Start of DATA LISTING

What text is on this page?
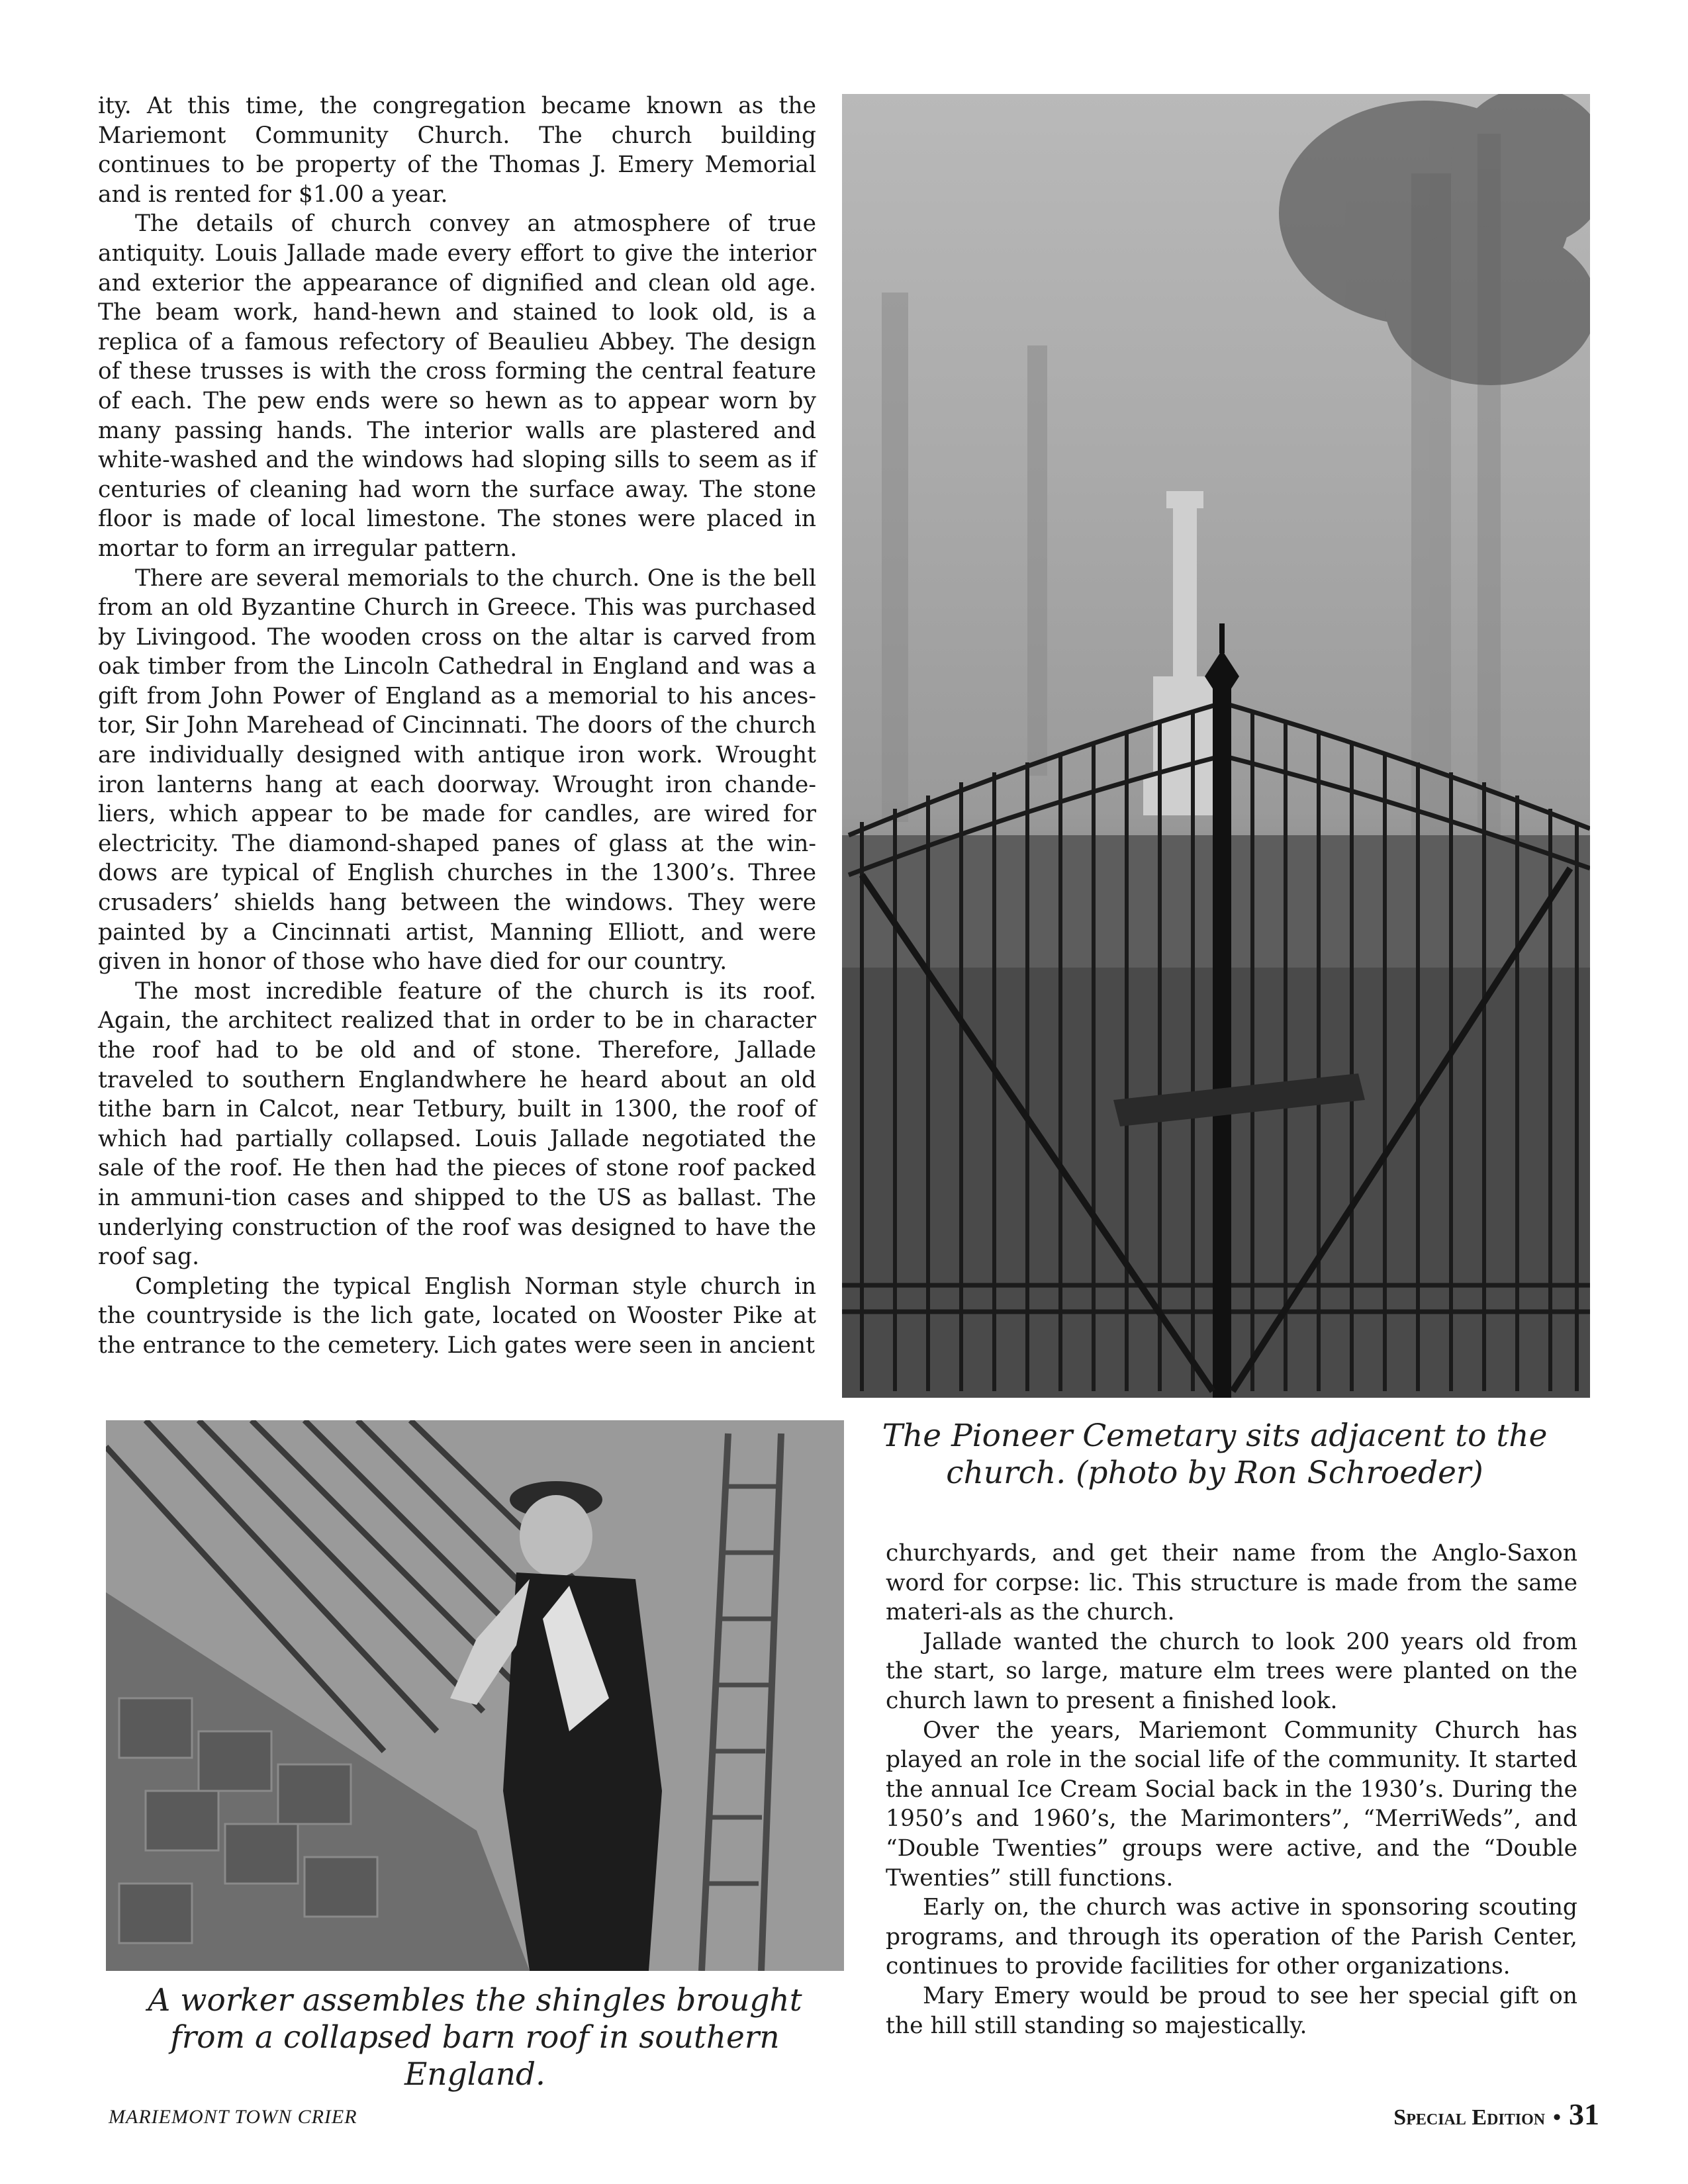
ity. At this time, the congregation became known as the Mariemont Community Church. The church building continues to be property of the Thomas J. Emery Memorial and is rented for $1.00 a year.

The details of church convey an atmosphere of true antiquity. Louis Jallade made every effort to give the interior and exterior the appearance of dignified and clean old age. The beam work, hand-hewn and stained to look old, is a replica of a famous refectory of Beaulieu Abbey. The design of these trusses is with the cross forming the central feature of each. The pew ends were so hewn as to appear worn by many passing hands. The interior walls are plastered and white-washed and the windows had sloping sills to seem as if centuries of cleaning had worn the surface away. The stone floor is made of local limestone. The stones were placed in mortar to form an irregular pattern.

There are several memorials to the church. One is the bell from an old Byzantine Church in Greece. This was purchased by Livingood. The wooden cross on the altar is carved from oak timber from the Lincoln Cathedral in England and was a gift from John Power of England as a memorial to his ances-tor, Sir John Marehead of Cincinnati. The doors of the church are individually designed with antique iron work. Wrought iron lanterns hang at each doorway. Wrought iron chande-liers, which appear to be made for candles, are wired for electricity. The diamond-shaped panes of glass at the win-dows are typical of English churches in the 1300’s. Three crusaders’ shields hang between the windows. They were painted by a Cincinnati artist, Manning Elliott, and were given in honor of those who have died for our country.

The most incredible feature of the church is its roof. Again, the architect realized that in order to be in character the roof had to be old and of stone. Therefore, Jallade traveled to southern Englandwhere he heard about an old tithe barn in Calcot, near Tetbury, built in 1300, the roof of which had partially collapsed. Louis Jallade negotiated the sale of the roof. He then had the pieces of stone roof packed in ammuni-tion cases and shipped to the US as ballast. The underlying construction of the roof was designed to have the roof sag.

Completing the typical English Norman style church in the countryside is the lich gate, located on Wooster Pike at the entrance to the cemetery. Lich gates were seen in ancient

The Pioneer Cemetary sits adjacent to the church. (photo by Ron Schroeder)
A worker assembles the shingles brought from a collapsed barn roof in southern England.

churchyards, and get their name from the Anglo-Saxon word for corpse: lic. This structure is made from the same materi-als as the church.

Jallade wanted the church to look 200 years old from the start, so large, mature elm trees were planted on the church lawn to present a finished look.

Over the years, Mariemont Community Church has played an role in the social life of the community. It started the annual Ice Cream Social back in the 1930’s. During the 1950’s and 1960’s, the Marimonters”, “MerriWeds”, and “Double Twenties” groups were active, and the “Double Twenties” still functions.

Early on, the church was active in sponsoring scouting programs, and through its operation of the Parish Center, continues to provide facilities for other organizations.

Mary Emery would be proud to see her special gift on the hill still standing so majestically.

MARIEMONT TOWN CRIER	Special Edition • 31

End of DATA LISTING

Copy the material above in full and exactly, skipping pictures.

• TASK SOLUTION
What text is on this page?
ity. At this time, the congregation became known as the Mariemont Community Church. The church building continues to be property of the Thomas J. Emery Memorial and is rented for $1.00 a year.

The details of church convey an atmosphere of true antiquity. Louis Jallade made every effort to give the interior and exterior the appearance of dignified and clean old age. The beam work, hand-hewn and stained to look old, is a replica of a famous refectory of Beaulieu Abbey. The design of these trusses is with the cross forming the central feature of each. The pew ends were so hewn as to appear worn by many passing hands. The interior walls are plastered and white-washed and the windows had sloping sills to seem as if centuries of cleaning had worn the surface away. The stone floor is made of local limestone. The stones were placed in mortar to form an irregular pattern.

There are several memorials to the church. One is the bell from an old Byzantine Church in Greece. This was purchased by Livingood. The wooden cross on the altar is carved from oak timber from the Lincoln Cathedral in England and was a gift from John Power of England as a memorial to his ances-tor, Sir John Marehead of Cincinnati. The doors of the church are individually designed with antique iron work. Wrought iron lanterns hang at each doorway. Wrought iron chande-liers, which appear to be made for candles, are wired for electricity. The diamond-shaped panes of glass at the win-dows are typical of English churches in the 1300’s. Three crusaders’ shields hang between the windows. They were painted by a Cincinnati artist, Manning Elliott, and were given in honor of those who have died for our country.

The most incredible feature of the church is its roof. Again, the architect realized that in order to be in character the roof had to be old and of stone. Therefore, Jallade traveled to southern Englandwhere he heard about an old tithe barn in Calcot, near Tetbury, built in 1300, the roof of which had partially collapsed. Louis Jallade negotiated the sale of the roof. He then had the pieces of stone roof packed in ammuni-tion cases and shipped to the US as ballast. The underlying construction of the roof was designed to have the roof sag.

Completing the typical English Norman style church in the countryside is the lich gate, located on Wooster Pike at the entrance to the cemetery. Lich gates were seen in ancient

The Pioneer Cemetary sits adjacent to the church. (photo by Ron Schroeder)
A worker assembles the shingles brought from a collapsed barn roof in southern England.

churchyards, and get their name from the Anglo-Saxon word for corpse: lic. This structure is made from the same materi-als as the church.

Jallade wanted the church to look 200 years old from the start, so large, mature elm trees were planted on the church lawn to present a finished look.

Over the years, Mariemont Community Church has played an role in the social life of the community. It started the annual Ice Cream Social back in the 1930’s. During the 1950’s and 1960’s, the Marimonters”, “MerriWeds”, and “Double Twenties” groups were active, and the “Double Twenties” still functions.

Early on, the church was active in sponsoring scouting programs, and through its operation of the Parish Center, continues to provide facilities for other organizations.

Mary Emery would be proud to see her special gift on the hill still standing so majestically.

MARIEMONT TOWN CRIER	Special Edition • 31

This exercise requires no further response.